··· DATA ENTRIES

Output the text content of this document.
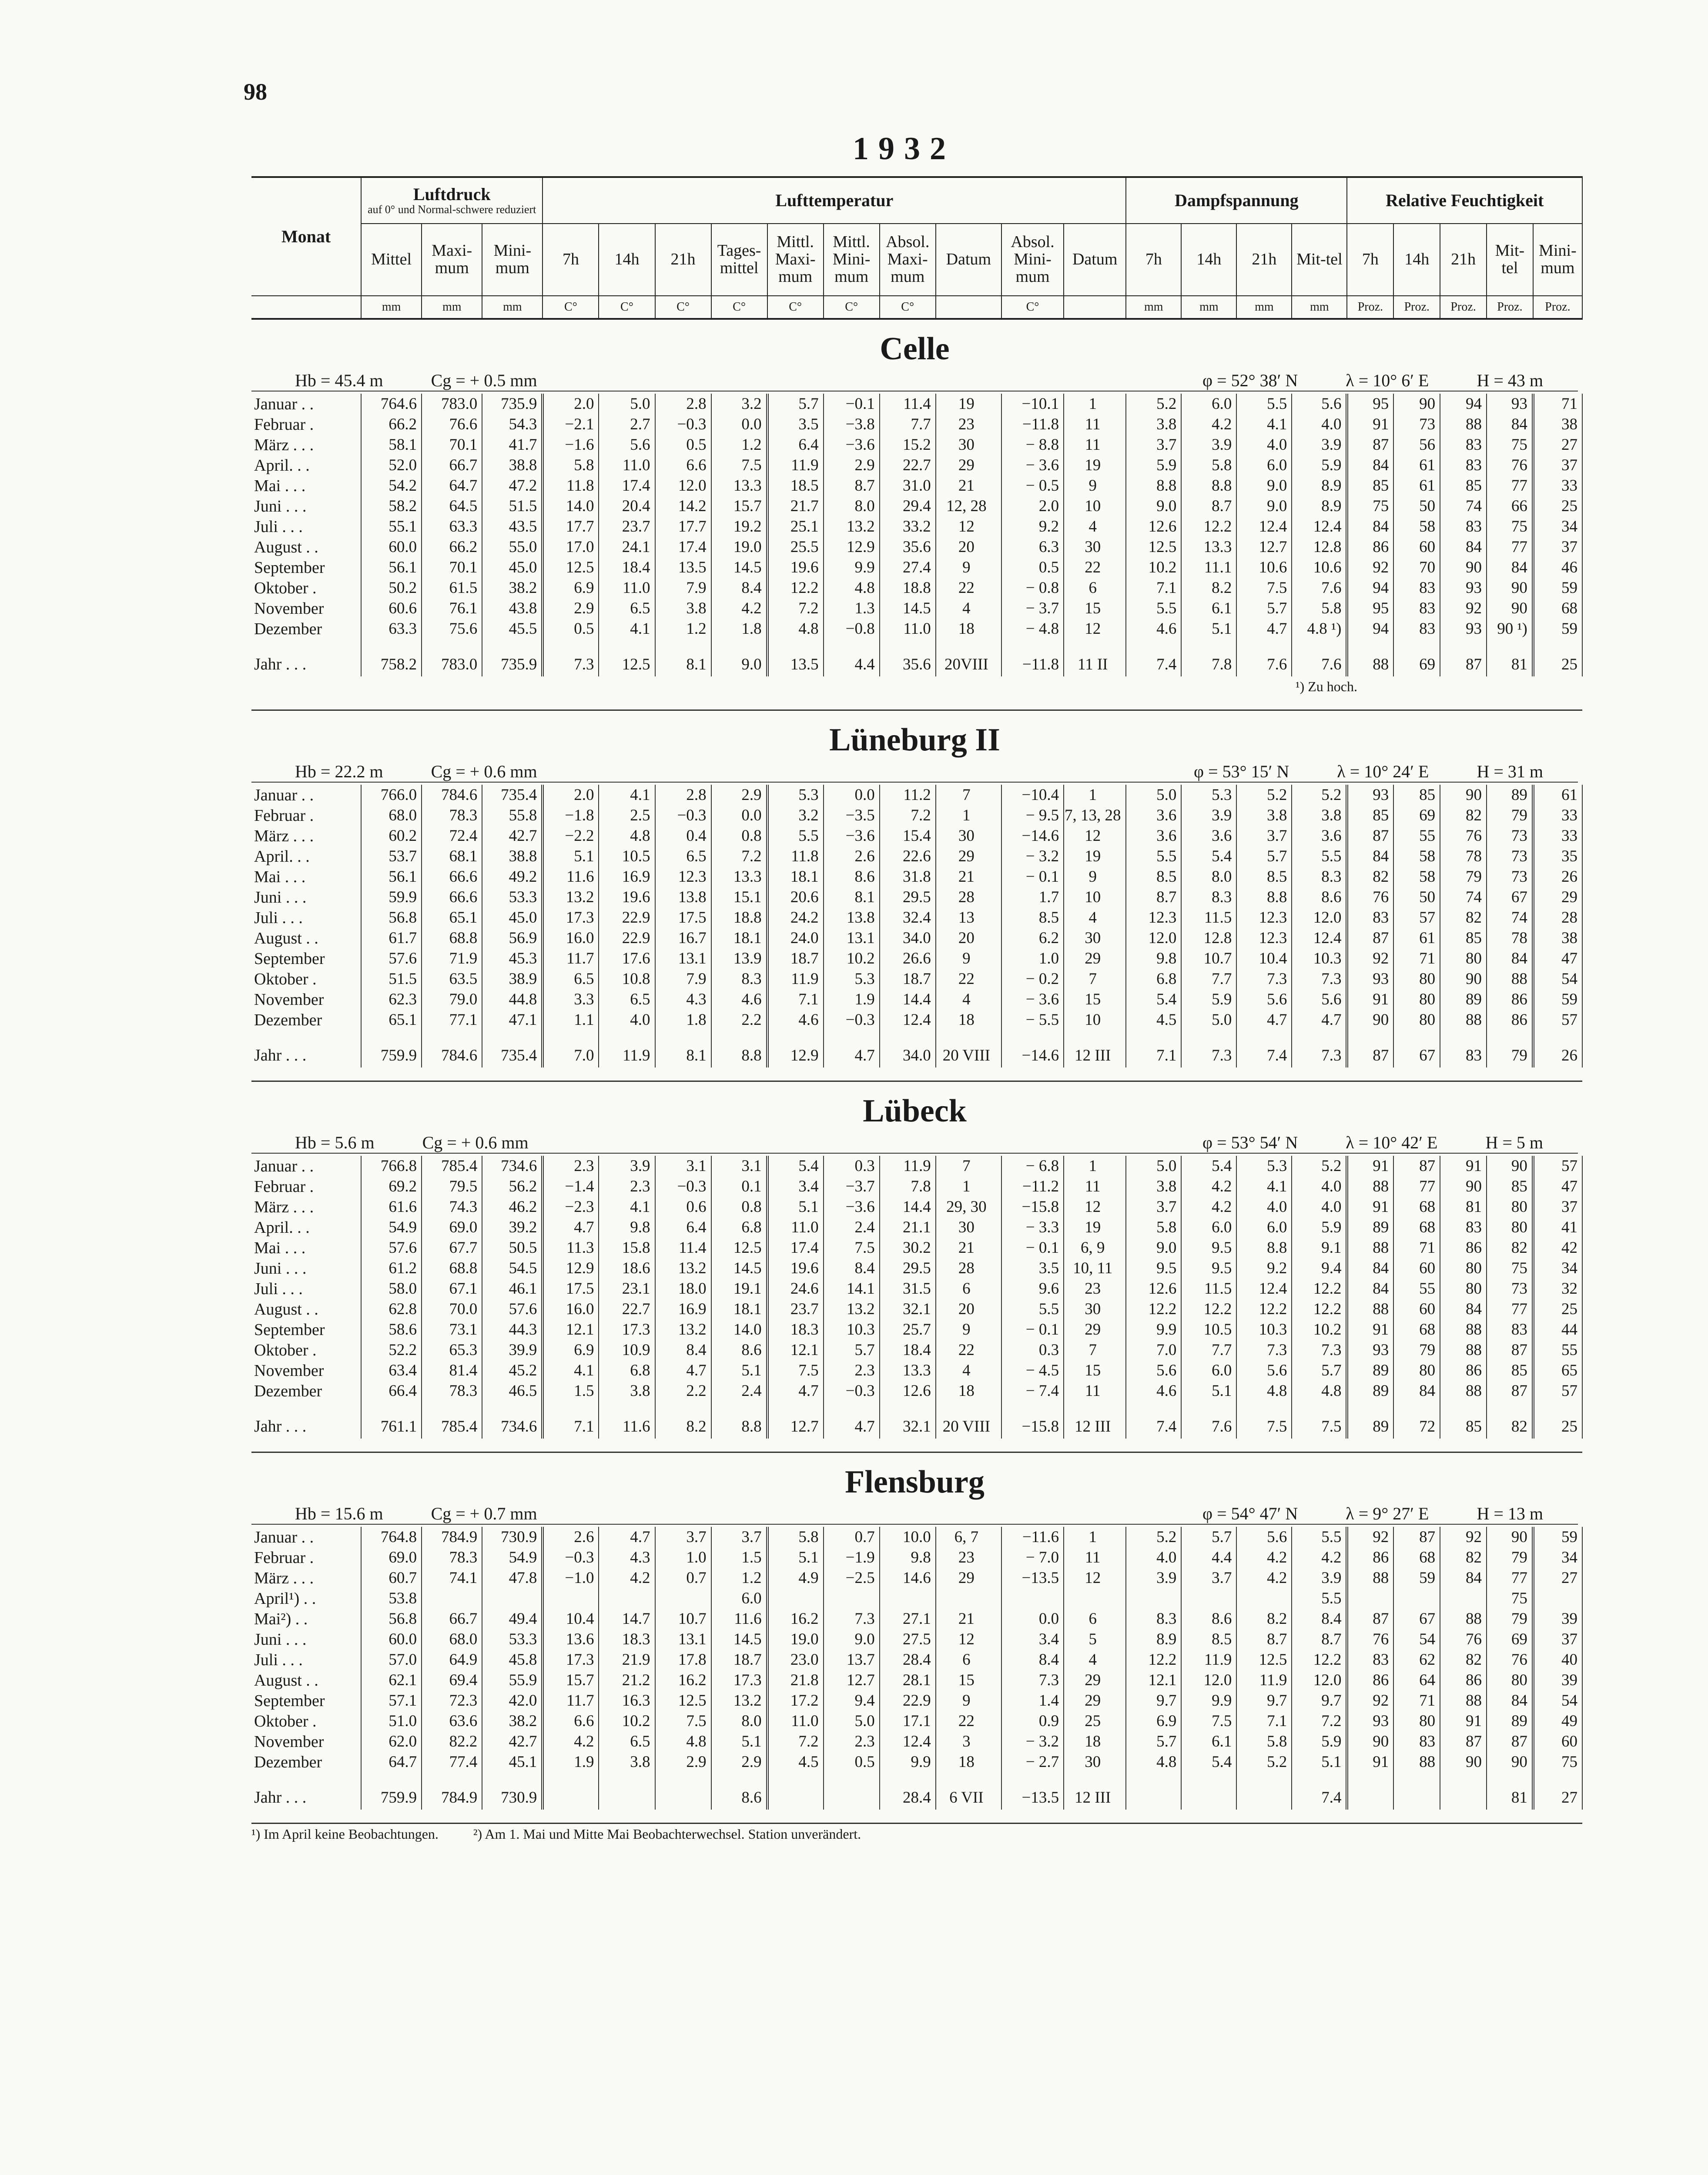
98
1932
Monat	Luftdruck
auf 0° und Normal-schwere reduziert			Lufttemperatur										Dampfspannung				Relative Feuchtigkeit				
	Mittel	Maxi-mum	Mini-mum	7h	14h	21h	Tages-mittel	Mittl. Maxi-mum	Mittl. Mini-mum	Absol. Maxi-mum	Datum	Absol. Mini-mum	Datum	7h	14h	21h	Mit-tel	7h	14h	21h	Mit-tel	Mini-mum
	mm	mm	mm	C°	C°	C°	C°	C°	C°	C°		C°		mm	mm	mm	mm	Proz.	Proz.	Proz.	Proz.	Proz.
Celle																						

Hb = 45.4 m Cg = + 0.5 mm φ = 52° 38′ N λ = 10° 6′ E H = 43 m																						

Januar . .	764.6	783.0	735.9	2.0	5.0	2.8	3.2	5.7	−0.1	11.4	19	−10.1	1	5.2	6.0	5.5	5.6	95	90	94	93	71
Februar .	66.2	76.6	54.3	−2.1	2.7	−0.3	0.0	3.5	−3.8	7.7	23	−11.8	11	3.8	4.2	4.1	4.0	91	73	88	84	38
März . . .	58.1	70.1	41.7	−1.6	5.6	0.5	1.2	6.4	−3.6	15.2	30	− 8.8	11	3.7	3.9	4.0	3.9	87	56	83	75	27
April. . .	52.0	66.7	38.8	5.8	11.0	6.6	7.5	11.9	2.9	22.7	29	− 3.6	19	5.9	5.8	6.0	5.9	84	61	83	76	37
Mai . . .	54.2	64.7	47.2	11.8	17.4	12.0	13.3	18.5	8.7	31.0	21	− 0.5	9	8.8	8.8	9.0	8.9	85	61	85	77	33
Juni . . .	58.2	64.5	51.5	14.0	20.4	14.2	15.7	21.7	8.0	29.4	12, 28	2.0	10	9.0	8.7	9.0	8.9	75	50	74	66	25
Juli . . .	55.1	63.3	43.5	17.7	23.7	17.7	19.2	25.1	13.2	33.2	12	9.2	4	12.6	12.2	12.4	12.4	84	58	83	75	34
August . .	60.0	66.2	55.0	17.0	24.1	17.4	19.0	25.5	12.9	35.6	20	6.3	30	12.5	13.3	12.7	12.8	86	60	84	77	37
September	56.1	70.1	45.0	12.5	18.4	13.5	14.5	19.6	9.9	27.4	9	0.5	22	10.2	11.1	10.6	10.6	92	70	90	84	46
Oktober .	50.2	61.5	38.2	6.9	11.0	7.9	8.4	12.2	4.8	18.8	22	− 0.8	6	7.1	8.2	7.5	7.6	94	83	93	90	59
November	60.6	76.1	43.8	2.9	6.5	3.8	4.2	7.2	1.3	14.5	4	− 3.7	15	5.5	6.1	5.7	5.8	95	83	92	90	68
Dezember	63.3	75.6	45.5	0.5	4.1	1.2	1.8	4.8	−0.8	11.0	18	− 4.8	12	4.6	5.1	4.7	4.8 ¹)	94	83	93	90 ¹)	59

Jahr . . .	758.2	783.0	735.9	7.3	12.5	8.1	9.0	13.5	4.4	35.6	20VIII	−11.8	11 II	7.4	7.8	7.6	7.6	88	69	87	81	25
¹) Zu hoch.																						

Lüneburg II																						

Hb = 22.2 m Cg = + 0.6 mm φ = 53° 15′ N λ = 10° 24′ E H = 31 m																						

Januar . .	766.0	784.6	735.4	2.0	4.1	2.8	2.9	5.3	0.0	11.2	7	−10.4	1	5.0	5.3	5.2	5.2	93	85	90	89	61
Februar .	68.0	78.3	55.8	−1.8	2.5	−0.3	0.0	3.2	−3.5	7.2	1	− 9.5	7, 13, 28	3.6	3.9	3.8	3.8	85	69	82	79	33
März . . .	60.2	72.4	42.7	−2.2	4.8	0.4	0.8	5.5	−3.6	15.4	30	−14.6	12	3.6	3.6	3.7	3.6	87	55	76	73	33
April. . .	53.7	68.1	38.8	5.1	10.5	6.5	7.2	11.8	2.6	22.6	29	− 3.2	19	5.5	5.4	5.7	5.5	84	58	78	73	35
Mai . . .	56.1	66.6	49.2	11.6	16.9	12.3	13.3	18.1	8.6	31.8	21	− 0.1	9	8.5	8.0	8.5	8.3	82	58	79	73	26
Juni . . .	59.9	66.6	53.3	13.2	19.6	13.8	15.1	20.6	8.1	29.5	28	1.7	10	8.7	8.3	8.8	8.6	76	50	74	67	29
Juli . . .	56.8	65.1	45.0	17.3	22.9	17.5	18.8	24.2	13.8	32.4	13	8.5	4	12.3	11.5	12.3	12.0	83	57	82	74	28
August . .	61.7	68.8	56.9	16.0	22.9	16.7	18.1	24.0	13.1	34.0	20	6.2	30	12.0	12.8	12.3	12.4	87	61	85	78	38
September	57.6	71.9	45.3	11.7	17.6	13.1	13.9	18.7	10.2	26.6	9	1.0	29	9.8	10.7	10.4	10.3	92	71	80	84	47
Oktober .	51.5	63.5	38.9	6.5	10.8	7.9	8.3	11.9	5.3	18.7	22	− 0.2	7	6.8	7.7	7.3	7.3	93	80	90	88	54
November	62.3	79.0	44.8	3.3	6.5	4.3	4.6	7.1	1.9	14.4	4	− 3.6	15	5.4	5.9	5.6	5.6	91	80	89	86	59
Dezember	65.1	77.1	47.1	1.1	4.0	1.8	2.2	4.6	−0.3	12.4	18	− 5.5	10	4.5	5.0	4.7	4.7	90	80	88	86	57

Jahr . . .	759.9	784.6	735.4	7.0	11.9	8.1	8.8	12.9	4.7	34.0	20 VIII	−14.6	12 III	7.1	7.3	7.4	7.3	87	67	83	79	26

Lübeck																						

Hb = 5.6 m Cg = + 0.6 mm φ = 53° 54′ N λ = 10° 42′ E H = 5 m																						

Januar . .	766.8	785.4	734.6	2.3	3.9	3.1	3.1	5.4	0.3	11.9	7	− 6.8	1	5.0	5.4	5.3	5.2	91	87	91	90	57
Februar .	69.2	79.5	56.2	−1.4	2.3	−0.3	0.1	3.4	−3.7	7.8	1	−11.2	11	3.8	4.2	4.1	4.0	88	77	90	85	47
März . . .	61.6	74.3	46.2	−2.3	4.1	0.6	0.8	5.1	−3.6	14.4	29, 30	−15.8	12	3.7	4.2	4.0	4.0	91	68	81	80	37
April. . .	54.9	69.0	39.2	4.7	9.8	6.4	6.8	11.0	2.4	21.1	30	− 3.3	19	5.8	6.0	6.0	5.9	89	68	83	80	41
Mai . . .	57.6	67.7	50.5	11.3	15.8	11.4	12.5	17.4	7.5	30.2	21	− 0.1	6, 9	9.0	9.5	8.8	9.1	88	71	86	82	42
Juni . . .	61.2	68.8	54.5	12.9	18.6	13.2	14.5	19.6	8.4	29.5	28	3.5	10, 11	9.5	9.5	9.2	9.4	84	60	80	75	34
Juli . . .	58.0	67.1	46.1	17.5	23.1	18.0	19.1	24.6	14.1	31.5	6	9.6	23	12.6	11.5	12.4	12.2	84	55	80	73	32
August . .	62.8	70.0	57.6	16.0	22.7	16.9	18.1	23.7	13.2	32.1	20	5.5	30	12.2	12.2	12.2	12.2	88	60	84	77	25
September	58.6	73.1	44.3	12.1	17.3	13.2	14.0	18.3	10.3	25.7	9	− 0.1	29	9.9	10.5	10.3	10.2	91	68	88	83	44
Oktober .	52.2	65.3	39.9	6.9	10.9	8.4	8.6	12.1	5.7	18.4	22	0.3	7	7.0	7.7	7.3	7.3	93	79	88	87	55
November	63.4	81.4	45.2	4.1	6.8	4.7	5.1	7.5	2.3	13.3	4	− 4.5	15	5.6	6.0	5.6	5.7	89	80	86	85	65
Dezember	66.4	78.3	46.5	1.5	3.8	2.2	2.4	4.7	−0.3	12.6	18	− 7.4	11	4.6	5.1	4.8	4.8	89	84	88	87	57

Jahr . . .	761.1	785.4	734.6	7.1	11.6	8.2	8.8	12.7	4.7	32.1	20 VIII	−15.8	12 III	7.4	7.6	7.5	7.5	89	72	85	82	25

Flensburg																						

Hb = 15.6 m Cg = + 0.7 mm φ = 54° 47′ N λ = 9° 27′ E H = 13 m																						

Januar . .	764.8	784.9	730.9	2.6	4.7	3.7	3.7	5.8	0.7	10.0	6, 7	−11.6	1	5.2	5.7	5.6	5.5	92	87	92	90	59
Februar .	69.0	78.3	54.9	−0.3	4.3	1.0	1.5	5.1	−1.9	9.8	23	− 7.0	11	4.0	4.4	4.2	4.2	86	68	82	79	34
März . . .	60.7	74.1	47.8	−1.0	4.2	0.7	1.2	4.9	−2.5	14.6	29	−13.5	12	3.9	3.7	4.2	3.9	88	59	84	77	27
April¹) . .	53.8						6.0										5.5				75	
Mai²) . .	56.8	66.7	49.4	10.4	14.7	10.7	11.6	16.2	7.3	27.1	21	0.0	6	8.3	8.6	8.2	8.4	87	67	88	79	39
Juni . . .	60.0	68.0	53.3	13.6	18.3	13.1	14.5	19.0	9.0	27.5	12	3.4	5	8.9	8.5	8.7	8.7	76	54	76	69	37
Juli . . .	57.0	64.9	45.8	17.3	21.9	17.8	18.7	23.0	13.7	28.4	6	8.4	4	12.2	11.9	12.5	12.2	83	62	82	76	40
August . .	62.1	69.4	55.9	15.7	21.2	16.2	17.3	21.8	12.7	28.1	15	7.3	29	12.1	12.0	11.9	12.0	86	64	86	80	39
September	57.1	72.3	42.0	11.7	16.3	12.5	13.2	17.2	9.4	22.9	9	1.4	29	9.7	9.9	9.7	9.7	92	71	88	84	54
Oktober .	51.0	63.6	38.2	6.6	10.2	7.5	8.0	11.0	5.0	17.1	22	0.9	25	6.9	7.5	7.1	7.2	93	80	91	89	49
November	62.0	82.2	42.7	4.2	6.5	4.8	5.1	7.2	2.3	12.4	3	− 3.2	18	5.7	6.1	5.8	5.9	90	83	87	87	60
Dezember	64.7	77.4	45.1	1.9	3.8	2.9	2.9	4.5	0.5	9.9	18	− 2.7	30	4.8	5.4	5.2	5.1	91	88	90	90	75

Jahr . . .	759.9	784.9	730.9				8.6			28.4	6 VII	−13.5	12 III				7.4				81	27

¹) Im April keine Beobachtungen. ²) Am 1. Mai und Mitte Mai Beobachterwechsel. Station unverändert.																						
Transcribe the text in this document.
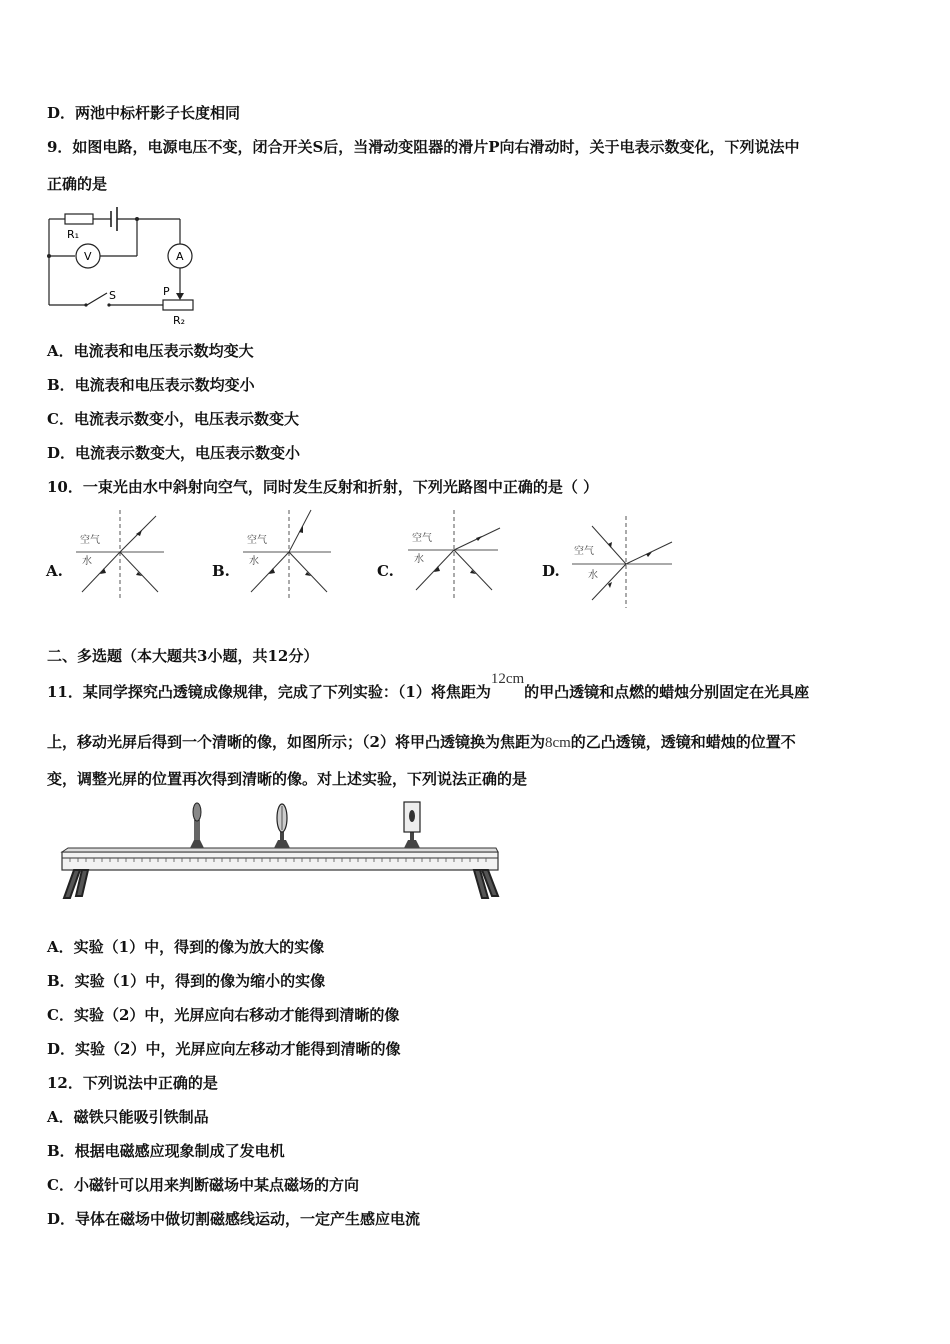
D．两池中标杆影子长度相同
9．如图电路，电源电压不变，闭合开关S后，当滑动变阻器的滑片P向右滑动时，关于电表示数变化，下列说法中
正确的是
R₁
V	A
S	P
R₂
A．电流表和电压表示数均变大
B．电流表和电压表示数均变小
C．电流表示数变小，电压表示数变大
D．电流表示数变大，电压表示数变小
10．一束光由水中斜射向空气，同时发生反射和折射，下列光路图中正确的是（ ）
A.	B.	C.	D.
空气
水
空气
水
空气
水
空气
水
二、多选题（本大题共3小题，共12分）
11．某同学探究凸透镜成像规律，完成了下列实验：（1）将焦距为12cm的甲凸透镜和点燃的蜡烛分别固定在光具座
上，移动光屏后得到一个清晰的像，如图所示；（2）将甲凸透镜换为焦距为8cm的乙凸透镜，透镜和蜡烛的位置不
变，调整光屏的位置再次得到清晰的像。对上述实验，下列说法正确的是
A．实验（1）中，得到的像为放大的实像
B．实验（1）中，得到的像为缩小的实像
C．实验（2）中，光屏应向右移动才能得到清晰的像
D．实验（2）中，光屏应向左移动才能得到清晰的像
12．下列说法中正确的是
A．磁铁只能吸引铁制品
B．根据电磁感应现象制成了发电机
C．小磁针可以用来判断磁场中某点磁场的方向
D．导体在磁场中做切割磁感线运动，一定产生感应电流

······

INSTRUCTIONS FOR THE TASK:
Check each line of the records above for the word "August", then give the number of lines that have it, with no other words.

RESULT OF THE EXERCISE:
4